| SELECTION |
┄┄┄┄┄┄
Cash Dividends vs. Stock Dividends

Cash Dividends vs. Stock Dividends

Cash Dividends vs. Stock Dividends

Investors have many different ways to be rewarded, such as stock price appreciation, which is based on investors bidding up the stock price higher. Stock price appreciation occurs because the business continues to grow and investors want exposure as a result.

Another method which can be used to reward shareholders is by acquiring cash or more shares of the company in the form of a cash dividend or a stock dividend. These provide exposure to the company’s growth without having to sell shares while being rewarded at the same time.

And just what is the difference between a cash dividend and a stock dividend? Well, a cash dividend is a payment that is made in cash to shareholders of the company. This is paid out to investors using the business’ earnings. A stock dividend, meanwhile, is more shares given to investors on top of those they already own.

This article will go through further differences when it comes to cash dividends vs. stocks dividends and how you, as a shareholder, would benefit or be at a disadvantage. The info includes how taxes will affect dividend payments and how to be eligible to receive a dividend.

How to Calculate Cash Dividends

A cash dividend payment is on a per-share basis and will differ for each company.

The number of times a dividend is paid throughout the year will determine how to calculate the dividend. For example, a company that pays a dividend twice a year would require the semi-annual payment to be multiplied by two. So, if that company paid a semi-annual dividend of $0.88 per share, the annual dividend would be $1.76 (2 x $0.88 = $1.76).

If a business pays a quarterly dividend, then the dividend must be multiplied by four. So if a business pays a quarterly dividend of $0.20 per share, this would mean an annual expected dividend of $0.80 per share. (4 x $0.20 = $0.80).

How to Calculate Stock Dividends

A stock dividend is based on a percentage and results in an increase in the number of shares owned. For instance, if a company issued a 10% stock dividend, it would mean that a shareholder now owns 10% more shares, or one additional share for every 10 already possessed. So, owning 1,000 shares prior would give you an additional 100.
┄┄┄┄┄┄
| GIVEN INFORMATION |
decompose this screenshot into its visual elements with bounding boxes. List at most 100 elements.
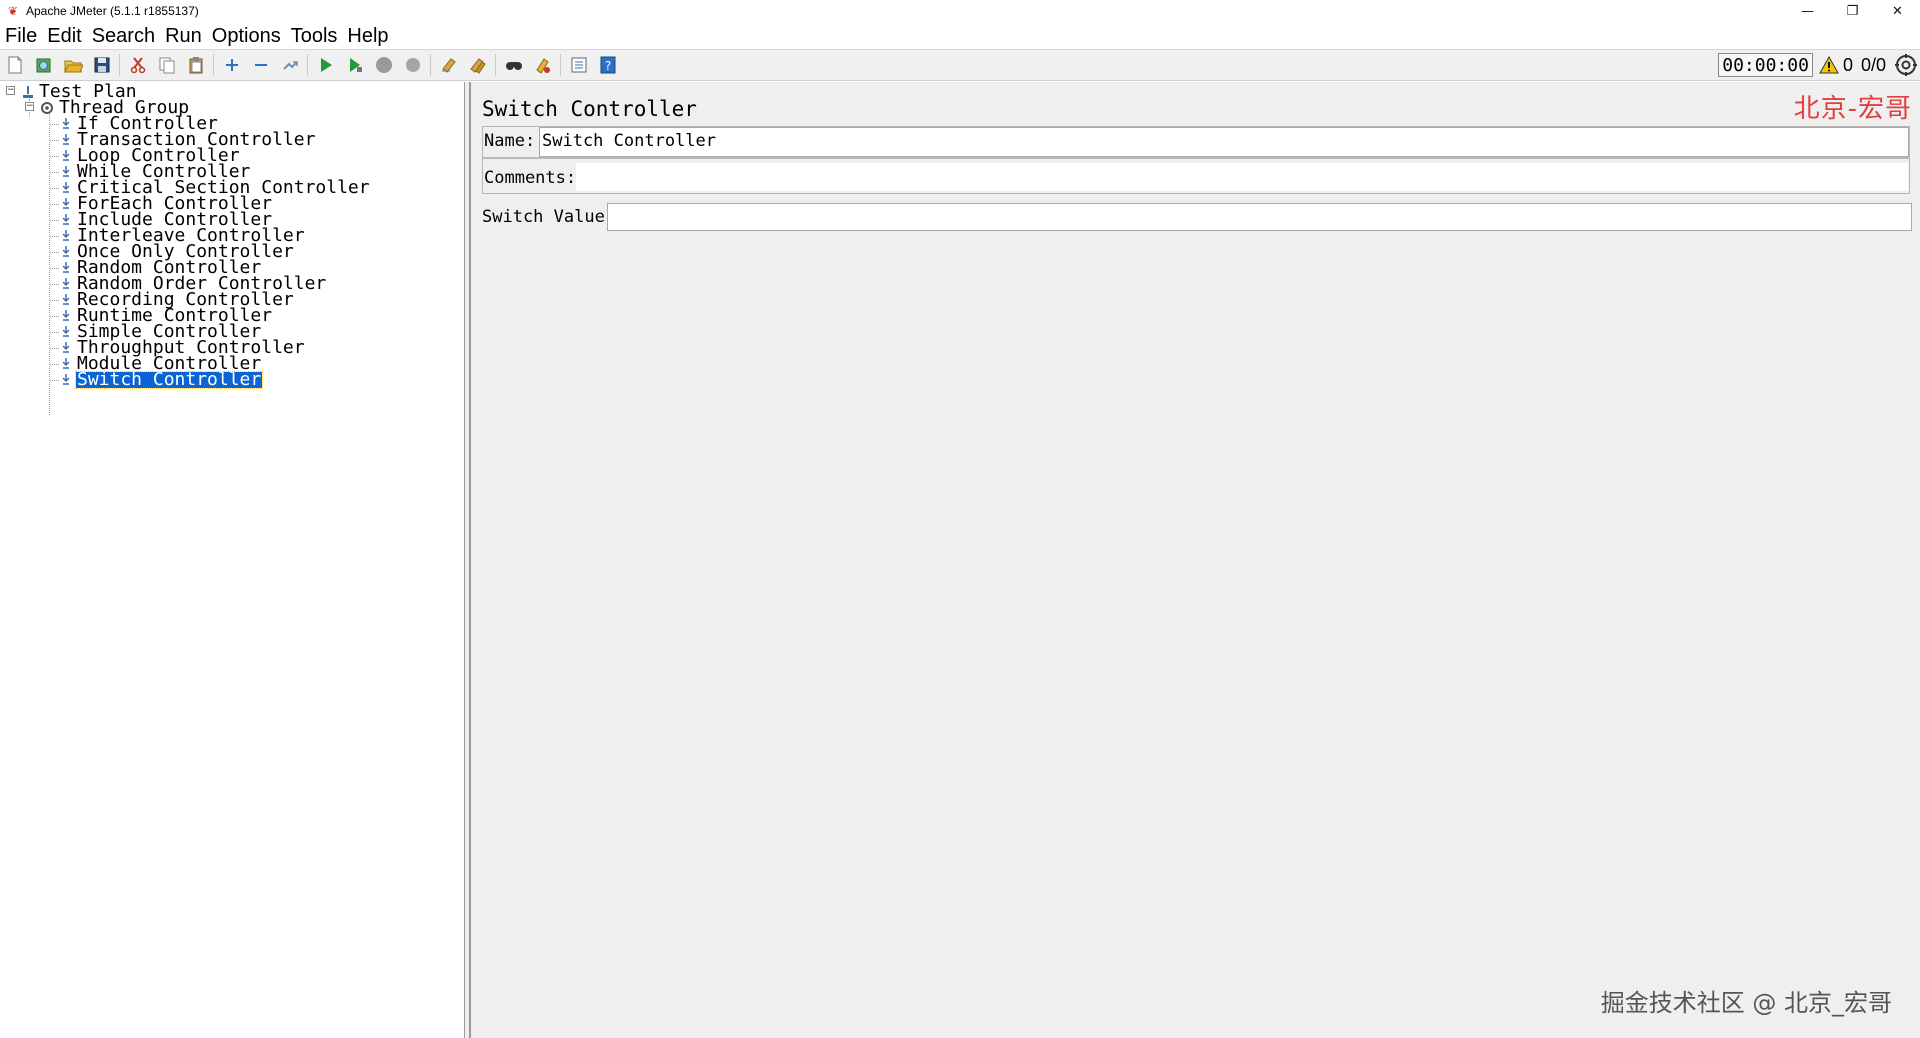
┄┄┄┄┄┄
| PROMPT 1 |
From the dividends article, extract everything from "How to Calculate Cash" down to "x $0.88 = $1.76).".
| PROMPT 2 |
Answer these questions using the dividends article:
(a) What annual dividend does a semi-annual dividend of $0.88 per share produce?
(b) What are cash dividends paid out of?
(c) Under a 10% stock dividend, how many additional shares would someone holding 1,000 shares receive?

| WRITTEN SOLUTION 1 |
How to Calculate Cash Dividends

A cash dividend payment is on a per-share basis and will differ for each company.

The number of times a dividend is paid throughout the year will determine how to calculate the dividend. For example, a company that pays a dividend twice a year would require the semi-annual payment to be multiplied by two. So, if that company paid a semi-annual dividend of $0.88 per share, the annual dividend would be $1.76 (2 x $0.88 = $1.76).

| WRITTEN SOLUTION 2 |
(a) $1.76 per share
(b) The business's earnings
(c) 100 shares